INSTRUCTION:
Read the lines that follow and pick out every one containing the word "DocType".

Records from a data collection:

____________________

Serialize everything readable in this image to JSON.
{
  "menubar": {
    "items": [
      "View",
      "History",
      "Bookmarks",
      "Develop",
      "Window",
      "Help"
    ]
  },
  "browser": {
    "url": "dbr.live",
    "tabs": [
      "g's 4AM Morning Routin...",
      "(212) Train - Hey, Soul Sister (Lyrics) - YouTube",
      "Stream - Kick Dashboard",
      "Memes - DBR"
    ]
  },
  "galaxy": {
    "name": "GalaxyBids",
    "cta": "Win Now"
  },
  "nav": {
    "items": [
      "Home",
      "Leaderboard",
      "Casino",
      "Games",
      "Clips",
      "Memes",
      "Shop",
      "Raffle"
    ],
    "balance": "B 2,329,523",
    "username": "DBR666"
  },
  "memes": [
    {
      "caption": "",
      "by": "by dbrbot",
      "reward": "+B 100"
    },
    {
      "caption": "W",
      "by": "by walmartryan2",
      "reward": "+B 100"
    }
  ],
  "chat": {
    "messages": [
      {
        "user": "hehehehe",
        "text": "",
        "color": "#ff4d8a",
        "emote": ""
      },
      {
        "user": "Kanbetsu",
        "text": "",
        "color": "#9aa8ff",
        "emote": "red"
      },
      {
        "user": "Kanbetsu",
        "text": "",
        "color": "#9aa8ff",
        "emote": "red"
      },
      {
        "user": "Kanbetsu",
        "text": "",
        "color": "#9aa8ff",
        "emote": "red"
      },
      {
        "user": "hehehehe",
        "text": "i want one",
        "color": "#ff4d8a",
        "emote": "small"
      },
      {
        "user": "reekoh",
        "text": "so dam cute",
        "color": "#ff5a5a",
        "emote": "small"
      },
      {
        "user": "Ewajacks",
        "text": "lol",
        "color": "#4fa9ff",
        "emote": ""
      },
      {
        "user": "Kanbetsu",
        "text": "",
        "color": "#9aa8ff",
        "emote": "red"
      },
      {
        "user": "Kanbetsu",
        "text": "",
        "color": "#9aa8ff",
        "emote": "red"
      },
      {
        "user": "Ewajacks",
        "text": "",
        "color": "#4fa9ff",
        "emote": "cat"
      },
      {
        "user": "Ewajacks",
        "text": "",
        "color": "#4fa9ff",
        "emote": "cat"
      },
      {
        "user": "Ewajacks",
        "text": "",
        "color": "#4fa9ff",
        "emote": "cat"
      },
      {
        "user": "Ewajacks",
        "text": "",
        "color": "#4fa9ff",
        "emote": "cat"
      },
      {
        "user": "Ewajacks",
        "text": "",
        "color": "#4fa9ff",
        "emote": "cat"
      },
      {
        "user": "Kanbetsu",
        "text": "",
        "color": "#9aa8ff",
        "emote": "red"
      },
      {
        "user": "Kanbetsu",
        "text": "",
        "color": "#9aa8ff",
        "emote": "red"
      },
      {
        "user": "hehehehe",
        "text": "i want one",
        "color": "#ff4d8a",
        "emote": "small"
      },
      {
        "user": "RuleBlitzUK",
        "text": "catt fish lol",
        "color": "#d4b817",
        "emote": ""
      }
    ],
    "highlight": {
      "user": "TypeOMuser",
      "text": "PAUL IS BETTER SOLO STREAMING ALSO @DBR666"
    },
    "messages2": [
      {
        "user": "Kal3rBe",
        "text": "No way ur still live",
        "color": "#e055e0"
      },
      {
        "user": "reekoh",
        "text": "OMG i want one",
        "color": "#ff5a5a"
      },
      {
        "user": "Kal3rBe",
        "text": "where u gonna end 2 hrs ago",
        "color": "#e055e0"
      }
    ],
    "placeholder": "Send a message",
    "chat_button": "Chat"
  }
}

____________________

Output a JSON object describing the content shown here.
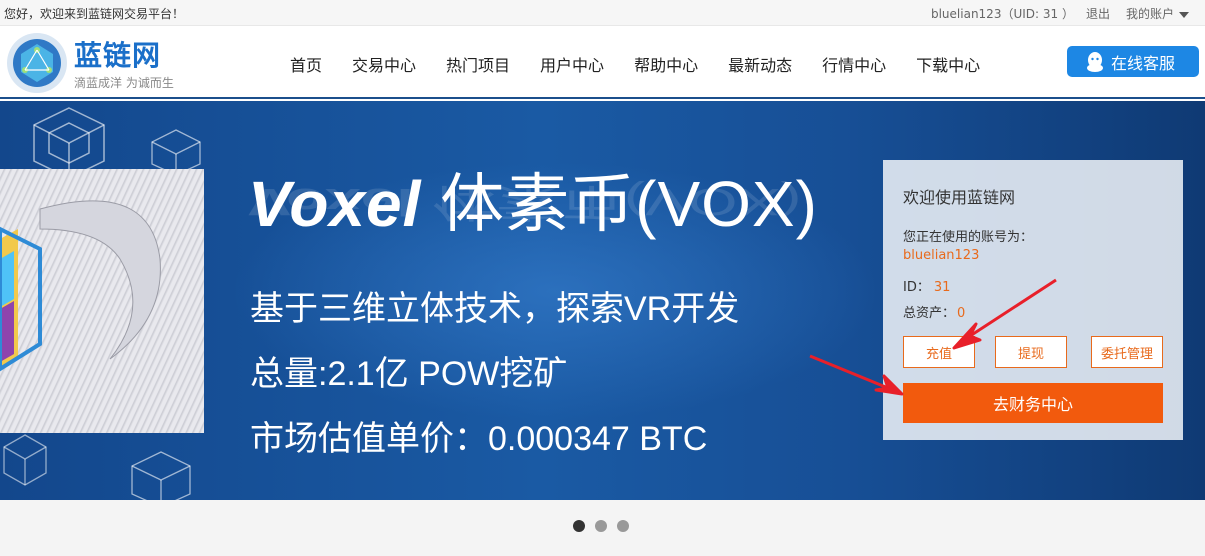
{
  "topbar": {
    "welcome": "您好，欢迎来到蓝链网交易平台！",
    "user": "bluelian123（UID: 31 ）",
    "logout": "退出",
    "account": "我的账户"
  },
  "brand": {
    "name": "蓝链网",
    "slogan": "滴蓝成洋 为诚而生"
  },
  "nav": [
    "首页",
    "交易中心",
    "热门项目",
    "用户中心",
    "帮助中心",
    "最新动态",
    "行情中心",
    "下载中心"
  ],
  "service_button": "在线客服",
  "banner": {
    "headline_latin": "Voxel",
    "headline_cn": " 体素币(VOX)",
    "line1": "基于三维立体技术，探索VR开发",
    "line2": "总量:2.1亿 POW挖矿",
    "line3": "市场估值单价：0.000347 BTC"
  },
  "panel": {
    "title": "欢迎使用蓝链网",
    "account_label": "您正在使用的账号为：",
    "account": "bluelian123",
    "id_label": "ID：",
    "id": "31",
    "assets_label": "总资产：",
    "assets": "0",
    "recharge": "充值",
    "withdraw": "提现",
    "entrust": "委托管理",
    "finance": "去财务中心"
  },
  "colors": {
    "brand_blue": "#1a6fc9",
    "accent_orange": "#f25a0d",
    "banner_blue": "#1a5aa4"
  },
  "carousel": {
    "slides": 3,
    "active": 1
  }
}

____________________

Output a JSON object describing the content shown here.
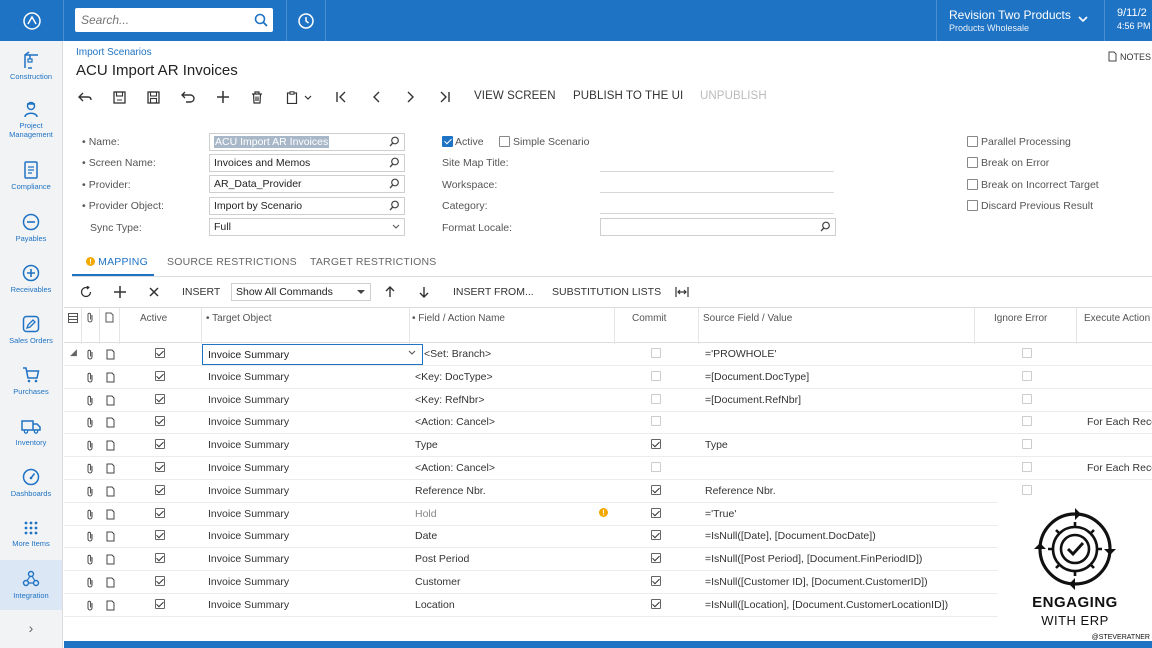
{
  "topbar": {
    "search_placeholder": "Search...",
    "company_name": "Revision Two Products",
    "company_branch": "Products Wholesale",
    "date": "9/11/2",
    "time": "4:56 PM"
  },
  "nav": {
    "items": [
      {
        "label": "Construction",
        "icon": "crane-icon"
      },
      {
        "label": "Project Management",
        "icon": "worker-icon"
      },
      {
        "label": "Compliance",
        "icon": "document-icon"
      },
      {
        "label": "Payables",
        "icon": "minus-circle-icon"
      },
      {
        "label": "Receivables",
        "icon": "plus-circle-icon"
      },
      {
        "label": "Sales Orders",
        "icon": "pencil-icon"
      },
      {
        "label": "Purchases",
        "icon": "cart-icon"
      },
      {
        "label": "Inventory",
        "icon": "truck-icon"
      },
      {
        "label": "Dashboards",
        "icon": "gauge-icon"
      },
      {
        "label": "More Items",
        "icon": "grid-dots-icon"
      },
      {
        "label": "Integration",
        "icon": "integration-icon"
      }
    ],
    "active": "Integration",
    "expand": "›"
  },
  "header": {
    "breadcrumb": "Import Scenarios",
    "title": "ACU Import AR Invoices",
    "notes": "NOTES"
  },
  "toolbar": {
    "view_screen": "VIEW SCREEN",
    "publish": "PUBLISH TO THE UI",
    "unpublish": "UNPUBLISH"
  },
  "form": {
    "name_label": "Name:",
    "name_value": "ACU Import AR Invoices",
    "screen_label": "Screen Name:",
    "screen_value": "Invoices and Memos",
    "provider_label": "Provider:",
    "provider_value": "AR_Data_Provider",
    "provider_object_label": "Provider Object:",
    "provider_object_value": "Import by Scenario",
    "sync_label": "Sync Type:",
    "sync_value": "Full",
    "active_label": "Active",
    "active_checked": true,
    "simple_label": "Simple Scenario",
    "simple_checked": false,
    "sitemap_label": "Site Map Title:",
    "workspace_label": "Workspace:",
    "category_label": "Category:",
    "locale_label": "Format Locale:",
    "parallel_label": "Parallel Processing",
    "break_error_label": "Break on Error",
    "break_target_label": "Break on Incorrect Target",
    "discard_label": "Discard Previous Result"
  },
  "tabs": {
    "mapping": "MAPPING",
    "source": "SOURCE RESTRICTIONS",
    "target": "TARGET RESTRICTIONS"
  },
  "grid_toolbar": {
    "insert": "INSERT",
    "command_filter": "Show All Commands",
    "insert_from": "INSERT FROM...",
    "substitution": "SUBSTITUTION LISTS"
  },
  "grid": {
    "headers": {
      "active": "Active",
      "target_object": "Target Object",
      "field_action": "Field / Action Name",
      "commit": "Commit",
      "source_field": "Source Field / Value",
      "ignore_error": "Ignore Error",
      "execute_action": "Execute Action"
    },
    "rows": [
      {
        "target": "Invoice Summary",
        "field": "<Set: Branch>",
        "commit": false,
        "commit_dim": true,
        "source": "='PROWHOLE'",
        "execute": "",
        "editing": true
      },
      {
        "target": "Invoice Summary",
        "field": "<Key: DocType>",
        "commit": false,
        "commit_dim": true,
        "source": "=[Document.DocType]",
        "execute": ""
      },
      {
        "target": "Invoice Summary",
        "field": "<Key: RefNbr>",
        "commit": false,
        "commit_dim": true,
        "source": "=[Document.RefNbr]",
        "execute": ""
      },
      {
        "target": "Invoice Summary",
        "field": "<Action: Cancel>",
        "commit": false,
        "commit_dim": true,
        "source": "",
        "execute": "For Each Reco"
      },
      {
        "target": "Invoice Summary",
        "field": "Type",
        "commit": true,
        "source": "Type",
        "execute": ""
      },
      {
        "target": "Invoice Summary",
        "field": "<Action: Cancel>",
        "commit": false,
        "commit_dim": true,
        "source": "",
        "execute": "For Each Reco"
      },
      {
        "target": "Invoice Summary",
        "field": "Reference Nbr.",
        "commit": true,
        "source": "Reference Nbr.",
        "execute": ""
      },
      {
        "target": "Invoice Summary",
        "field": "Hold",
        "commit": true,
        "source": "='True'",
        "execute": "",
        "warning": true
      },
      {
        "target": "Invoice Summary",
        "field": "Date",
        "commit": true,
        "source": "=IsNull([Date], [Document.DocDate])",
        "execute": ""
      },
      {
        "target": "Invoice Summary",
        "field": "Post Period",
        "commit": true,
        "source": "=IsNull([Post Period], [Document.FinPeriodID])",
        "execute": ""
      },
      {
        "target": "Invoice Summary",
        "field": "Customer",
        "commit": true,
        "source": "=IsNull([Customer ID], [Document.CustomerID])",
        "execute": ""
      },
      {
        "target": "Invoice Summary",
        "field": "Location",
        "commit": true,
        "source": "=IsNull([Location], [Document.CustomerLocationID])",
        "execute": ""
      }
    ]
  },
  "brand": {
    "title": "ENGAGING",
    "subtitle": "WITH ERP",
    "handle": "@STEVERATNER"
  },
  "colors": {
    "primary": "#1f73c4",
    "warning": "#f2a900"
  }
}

____________________

SOLUTION FOR THIS PROBLEM:
        "field": "<Key: DocType>",
        "source": "=[Document.DocType]",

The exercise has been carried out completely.